WHAT YOU NEED TO DO :: Retype everything in the comment thread on the FAA grounding of the Falcon 9 from "4. More likely" down to "WAY too extreme.", keeping every word and mark the same.

EXCERPTED PASSAGE ::

▼▼▼


  3. Meanwhile NASA flies astronauts aboard a Boeing capsule which has yet to demonstrate a single flight with a serious failure, and has (not) stranded them aboard the ISS.

  4. More likely the Biden regime is getting back at Musk for having the audacity to object the inane policies and activities being foisted on the population by the Washington elitists.

    • You can agree or disagree with the FAA’s policies, but there’s no denying that grounding a rocket is standard procedure after a significant in-flight failure. SpaceX is not being singled out for worse treatment over here.

  5. The VAST majority of everything that goes into space recently has been on Falcon 9 craft.
    The falcon 9 record has been EXEMPLARY for a while now. A SINGLE failure should not be enough to ground the entire fleet. This reaction by the FAA is WAY too extreme.
    SpaceX SHOULD be launching in International waters, from modified old oil rigs, and just avoiding a lot of the EPA and FAA oversight and regulations.

    • The basic problem Musk faces in that regard is that SpaceX was founded in the US, operates under American law, and rockets are legally classed as “munitions”, subject to very strict regulation that would preclude his moving his operations out of US territory without US government permission. Which, realistically, would not be granted.

      Sure, in retrospect he should have chartered SpaceX in one of those small countries that derives income from being the nominal country of a ship, or tried to convert some small country into a “rocket republic”. Too late for that now, and given how close SpaceX came to bankruptcy before its first successful launch, it likely wasn’t economically feasible.

      • I doubt they have the FAA has the statutory support for the political action they just took. The recent Supreme Court overturning of the Chevron doctrine allows Musk to take the FAA to court, as Musk’s company is obviously being damaged. That will, however, take years to actually obtain a remedy.

  6. One failure in, what, 300 freaking launches? And they ground it?

    Do they ground entire car models when somebody gets a flat? No.

    This is just more proof that the FAA simply can’t accept that rocketry has made the transition from experimental to routine.

▲▲▲

ENTRIES SHOWN ::

▼▼▼

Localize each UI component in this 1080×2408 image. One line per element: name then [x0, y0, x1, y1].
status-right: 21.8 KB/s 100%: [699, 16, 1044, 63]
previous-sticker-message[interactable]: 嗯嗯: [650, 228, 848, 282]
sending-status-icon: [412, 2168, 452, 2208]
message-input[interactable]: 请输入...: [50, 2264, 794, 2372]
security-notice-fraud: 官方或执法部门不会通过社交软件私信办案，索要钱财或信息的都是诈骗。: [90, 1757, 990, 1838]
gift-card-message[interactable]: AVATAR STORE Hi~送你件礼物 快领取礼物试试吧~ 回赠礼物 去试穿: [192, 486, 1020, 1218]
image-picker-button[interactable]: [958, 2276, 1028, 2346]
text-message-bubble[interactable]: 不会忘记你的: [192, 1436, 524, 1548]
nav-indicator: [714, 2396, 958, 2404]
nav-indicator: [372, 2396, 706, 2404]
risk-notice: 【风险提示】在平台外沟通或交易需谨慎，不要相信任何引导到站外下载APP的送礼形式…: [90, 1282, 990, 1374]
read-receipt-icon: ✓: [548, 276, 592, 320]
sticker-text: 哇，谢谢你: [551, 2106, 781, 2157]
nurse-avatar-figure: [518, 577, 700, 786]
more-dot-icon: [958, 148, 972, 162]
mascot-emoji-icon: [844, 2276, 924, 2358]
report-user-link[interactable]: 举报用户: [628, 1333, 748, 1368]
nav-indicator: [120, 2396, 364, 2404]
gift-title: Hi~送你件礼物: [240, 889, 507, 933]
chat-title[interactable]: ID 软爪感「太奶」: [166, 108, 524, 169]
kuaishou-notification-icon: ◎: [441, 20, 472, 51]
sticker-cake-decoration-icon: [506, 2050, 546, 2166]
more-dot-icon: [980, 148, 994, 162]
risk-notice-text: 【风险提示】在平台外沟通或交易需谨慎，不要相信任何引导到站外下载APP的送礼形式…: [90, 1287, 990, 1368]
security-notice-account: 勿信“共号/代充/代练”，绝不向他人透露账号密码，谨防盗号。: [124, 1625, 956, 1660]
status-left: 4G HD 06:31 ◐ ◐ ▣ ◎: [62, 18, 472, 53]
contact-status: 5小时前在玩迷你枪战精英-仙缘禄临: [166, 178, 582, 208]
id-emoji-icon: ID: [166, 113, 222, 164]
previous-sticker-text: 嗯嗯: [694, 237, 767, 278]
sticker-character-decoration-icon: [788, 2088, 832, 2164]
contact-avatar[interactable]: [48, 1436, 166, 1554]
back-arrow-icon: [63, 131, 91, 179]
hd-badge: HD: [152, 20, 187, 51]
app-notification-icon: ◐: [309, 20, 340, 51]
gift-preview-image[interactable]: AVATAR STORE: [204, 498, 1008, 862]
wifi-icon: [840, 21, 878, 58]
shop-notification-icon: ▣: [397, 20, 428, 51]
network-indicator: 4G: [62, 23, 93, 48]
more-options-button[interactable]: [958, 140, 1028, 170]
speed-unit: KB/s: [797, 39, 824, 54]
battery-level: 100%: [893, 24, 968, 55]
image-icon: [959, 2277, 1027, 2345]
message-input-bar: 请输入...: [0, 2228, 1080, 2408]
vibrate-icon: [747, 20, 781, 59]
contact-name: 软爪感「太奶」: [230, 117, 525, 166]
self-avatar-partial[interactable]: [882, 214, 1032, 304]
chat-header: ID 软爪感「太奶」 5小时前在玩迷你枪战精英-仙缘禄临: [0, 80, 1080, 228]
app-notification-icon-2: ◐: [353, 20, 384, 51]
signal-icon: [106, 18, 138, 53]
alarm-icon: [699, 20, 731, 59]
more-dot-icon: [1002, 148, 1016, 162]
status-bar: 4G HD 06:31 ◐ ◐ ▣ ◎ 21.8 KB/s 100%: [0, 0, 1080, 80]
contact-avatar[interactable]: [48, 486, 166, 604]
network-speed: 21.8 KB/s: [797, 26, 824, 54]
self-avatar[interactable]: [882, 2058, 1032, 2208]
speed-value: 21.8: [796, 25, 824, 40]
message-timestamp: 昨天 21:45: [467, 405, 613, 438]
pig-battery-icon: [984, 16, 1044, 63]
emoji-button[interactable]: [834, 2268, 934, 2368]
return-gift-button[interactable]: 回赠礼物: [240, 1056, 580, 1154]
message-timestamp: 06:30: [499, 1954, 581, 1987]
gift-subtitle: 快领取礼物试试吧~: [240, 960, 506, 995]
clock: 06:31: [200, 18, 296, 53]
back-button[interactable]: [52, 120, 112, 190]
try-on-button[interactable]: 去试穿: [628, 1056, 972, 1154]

▲▲▲

RESULT OF THE EXERCISE ::
4. More likely the Biden regime is getting back at Musk for having the audacity to object the inane policies and activities being foisted on the population by the Washington elitists.

    • You can agree or disagree with the FAA’s policies, but there’s no denying that grounding a rocket is standard procedure after a significant in-flight failure. SpaceX is not being singled out for worse treatment over here.

  5. The VAST majority of everything that goes into space recently has been on Falcon 9 craft.
    The falcon 9 record has been EXEMPLARY for a while now. A SINGLE failure should not be enough to ground the entire fleet. This reaction by the FAA is WAY too extreme.